* **Given problem**: Reply with nothing except the number of lines that contain the word "name".

## start

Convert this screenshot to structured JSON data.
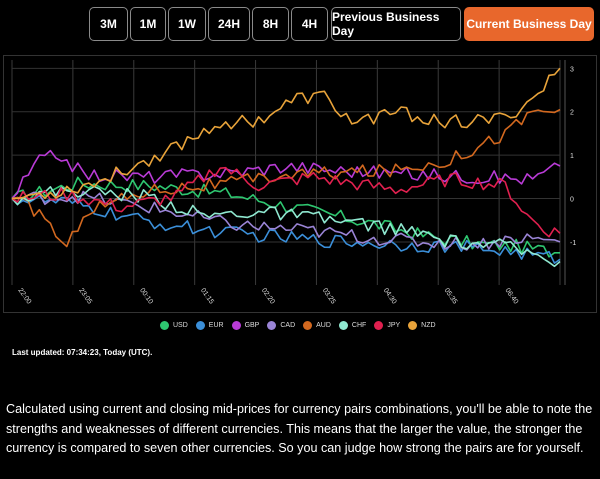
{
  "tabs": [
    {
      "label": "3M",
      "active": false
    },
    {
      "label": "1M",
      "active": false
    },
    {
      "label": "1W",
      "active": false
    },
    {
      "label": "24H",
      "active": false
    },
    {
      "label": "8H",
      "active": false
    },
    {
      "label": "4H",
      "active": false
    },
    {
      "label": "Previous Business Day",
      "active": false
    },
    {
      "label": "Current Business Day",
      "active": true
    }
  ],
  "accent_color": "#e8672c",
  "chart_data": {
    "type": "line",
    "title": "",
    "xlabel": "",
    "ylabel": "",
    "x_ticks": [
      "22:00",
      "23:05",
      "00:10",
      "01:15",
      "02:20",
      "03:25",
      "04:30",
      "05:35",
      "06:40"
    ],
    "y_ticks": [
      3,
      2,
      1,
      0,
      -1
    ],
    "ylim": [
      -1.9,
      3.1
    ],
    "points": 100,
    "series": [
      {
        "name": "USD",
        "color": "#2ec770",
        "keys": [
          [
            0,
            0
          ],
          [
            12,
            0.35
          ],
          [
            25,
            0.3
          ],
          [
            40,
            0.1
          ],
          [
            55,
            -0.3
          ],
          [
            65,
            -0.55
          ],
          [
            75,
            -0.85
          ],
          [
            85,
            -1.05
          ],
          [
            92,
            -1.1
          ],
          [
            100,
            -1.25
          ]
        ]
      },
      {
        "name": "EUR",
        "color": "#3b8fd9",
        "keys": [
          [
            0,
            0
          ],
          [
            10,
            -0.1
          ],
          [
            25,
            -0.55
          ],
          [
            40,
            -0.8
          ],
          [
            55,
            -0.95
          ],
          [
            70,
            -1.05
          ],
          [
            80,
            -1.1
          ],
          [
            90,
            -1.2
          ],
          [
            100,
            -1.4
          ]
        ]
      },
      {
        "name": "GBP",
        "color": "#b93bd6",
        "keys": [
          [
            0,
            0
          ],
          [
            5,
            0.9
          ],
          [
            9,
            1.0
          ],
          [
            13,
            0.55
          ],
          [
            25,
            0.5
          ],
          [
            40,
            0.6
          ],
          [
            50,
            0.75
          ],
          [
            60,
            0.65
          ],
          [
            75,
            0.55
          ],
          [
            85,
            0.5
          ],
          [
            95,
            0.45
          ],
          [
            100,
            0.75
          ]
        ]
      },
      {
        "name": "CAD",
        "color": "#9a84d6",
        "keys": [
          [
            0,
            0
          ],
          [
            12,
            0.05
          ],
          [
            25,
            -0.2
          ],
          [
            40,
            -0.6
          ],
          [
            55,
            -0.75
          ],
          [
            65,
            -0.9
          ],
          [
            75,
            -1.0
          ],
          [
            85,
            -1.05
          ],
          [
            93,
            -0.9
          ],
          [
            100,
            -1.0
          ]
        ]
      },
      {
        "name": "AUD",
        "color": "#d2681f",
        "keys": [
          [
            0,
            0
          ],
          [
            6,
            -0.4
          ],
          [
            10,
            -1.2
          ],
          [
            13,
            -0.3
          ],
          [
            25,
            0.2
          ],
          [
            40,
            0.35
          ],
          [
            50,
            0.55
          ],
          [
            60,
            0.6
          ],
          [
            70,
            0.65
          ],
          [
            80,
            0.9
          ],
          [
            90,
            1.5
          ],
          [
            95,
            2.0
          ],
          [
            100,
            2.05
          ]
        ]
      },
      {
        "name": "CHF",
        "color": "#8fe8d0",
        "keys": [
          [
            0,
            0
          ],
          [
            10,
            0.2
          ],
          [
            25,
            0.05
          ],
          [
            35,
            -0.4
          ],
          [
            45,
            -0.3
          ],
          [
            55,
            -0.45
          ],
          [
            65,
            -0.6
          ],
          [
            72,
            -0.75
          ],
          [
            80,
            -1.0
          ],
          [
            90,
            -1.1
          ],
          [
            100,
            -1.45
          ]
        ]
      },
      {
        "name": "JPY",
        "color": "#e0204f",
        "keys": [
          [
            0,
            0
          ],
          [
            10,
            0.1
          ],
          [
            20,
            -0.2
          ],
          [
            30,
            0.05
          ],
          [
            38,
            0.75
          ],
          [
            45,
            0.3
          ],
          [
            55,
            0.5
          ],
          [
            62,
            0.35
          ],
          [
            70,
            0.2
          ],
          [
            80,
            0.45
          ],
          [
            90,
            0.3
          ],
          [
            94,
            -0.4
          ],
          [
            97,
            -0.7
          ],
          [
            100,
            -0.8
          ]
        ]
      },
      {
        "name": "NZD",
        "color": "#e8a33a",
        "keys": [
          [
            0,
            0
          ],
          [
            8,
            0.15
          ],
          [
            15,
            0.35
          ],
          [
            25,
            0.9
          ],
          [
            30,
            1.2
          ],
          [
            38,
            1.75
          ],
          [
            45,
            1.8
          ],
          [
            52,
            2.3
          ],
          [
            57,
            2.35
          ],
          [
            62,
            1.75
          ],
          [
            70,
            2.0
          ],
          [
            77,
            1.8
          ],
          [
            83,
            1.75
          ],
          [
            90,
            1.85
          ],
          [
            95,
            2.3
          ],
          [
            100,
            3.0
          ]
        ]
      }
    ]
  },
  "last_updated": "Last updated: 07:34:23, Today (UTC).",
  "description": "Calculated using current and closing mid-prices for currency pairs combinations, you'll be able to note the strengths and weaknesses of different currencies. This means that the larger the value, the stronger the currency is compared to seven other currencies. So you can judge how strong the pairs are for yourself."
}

## end

* **Written response**: 8